» **Trabajo requerido**
Reescribe el fragmento del texto sobre Lynch que empieza en "Cuando empezó de" y termina en "elaboración de café.", y sustituye "café" por "té".
==== Texto dado
Cuando empezó de a poco a tomar distancia de los proyectos cinematográficos más extensos, empezamos a cruzarnos con Lynch en múltiples ocasiones y por caminos muchas veces inesperados. Llevó sus pinturas a toda clase de exposiciones y muestras alrededor del mundo, escribió y grabó música como solista o en colaboración con otros intérpretes como el gran Angelo Badalamenti, autor de la banda sonora de sus mejores obras. También dibujó una tira cómica semanal durante ocho años en un semanario contracultural de Los Angeles, se encargó del diseño de un par de clubes nocturnos y hasta se animó a transformarse en emprendedor, abriendo un negocio de elaboración de café.
Más duradero fue el compromiso de Lynch con la meditación trascendental, práctica que inició en 1973 a partir de sus primeros contactos con el budismo y mantuvo hasta el final convocando a amigos, colegas y gente famosa (Paul McCartney, Ringo Starr, Donovan) a participar de esas actividades y sumarse a conciertos benéficos.
========
==== Datos de origen
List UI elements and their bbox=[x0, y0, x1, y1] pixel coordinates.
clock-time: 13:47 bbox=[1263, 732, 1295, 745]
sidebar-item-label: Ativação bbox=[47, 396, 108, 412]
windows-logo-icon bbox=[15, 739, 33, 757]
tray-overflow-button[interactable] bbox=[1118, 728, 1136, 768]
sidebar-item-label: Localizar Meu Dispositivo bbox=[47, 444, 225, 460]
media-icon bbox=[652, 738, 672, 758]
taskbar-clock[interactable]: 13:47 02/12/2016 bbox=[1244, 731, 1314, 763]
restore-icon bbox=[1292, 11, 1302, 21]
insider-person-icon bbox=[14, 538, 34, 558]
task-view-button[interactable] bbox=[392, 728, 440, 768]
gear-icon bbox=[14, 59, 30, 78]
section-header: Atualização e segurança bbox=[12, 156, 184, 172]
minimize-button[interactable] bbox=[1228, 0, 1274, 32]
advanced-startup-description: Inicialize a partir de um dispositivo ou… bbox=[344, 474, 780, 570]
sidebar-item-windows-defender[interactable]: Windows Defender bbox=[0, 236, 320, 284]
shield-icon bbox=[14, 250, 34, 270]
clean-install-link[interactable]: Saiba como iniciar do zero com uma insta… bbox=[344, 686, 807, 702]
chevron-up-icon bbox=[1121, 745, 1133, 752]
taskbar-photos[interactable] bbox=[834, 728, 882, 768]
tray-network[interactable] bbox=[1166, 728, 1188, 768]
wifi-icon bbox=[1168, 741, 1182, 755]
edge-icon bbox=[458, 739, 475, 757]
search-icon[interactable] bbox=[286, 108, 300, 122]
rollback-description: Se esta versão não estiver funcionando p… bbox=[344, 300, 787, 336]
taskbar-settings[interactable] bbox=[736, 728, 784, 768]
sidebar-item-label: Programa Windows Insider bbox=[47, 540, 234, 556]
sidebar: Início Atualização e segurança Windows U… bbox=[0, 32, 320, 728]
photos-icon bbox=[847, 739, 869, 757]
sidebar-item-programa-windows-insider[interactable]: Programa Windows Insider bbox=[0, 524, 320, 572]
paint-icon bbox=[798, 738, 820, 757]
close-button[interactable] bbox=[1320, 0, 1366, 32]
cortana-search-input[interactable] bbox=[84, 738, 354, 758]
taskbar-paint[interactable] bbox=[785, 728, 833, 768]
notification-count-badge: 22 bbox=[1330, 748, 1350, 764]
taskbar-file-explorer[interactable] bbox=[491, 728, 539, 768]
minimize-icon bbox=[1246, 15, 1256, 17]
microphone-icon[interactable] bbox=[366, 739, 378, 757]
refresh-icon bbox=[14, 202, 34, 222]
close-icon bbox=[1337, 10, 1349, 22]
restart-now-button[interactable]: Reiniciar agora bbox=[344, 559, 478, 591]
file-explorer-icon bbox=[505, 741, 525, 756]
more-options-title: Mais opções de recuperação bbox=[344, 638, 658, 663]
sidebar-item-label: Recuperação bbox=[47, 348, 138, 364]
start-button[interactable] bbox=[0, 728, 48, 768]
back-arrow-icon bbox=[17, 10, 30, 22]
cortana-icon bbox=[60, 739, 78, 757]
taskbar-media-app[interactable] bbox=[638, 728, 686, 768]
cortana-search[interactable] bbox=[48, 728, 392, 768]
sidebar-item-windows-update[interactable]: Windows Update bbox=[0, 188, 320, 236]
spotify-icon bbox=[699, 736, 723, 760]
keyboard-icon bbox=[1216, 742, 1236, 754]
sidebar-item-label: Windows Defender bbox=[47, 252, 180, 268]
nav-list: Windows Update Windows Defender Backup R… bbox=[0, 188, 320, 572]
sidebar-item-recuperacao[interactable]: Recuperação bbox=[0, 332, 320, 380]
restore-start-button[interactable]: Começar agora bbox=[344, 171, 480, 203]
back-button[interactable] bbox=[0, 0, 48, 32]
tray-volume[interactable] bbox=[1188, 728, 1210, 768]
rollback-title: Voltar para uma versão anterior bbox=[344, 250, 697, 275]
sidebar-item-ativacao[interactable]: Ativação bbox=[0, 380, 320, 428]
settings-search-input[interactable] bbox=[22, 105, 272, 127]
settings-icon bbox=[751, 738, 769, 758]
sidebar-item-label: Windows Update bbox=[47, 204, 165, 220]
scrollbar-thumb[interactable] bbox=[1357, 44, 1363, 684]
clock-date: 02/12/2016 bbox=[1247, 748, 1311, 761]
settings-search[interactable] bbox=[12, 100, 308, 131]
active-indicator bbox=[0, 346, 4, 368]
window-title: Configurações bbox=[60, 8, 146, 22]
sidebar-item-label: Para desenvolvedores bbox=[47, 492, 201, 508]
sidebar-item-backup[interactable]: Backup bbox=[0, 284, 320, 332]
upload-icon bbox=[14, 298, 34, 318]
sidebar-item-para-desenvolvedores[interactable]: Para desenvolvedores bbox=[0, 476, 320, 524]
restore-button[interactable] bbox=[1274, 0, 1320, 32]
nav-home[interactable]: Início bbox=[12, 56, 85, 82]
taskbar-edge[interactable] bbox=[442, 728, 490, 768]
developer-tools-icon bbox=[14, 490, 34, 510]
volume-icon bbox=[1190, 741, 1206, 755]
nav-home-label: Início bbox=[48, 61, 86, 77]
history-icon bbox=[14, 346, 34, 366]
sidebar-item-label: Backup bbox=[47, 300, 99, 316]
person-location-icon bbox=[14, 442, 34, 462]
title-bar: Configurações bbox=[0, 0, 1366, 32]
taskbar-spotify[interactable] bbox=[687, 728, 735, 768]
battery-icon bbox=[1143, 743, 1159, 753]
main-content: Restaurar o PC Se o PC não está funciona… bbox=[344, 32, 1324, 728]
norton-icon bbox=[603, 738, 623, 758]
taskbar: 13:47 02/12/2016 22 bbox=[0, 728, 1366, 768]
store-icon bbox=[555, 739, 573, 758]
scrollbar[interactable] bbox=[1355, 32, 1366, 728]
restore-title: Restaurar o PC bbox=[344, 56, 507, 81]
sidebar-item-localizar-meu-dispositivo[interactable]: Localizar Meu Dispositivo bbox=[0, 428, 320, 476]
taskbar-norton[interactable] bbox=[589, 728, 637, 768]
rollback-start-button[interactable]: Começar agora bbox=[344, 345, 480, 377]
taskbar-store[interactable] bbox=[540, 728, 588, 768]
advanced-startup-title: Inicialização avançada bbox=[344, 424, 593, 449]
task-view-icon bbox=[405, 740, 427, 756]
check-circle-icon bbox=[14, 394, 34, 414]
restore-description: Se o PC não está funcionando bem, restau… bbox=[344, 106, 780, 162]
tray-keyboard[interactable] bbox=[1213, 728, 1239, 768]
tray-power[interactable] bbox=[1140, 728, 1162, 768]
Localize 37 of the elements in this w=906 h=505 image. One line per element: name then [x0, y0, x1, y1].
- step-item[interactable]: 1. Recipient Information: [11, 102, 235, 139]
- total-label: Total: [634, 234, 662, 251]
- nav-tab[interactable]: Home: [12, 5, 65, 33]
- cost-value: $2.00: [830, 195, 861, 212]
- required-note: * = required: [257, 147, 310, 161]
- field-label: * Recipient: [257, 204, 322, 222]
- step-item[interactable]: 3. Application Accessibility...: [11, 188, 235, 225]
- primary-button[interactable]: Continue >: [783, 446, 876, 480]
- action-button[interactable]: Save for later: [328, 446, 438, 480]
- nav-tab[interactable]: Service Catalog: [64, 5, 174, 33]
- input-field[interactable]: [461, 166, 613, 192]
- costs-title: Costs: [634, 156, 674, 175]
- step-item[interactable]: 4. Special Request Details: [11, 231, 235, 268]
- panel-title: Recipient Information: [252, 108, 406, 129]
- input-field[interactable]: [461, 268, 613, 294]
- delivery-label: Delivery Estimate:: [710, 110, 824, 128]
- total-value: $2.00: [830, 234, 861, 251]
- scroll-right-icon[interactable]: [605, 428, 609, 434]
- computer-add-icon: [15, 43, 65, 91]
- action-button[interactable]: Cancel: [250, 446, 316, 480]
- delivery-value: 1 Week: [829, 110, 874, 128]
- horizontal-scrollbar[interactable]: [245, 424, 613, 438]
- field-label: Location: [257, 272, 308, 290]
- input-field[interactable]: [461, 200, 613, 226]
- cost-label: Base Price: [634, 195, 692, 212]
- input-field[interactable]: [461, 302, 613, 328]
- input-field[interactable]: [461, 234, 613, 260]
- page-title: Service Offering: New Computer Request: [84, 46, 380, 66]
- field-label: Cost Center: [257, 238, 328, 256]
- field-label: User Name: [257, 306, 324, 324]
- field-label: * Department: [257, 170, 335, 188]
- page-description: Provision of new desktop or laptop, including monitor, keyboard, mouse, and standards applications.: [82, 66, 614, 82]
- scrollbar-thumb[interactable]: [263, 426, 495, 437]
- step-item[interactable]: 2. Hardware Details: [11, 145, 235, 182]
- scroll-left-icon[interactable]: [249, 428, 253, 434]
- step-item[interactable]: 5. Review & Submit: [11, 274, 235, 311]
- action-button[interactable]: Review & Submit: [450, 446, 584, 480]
========
» **Solución propuesta**
Cuando empezó de a poco a tomar distancia de los proyectos cinematográficos más extensos, empezamos a cruzarnos con Lynch en múltiples ocasiones y por caminos muchas veces inesperados. Llevó sus pinturas a toda clase de exposiciones y muestras alrededor del mundo, escribió y grabó música como solista o en colaboración con otros intérpretes como el gran Angelo Badalamenti, autor de la banda sonora de sus mejores obras. También dibujó una tira cómica semanal durante ocho años en un semanario contracultural de Los Angeles, se encargó del diseño de un par de clubes nocturnos y hasta se animó a transformarse en emprendedor, abriendo un negocio de elaboración de té.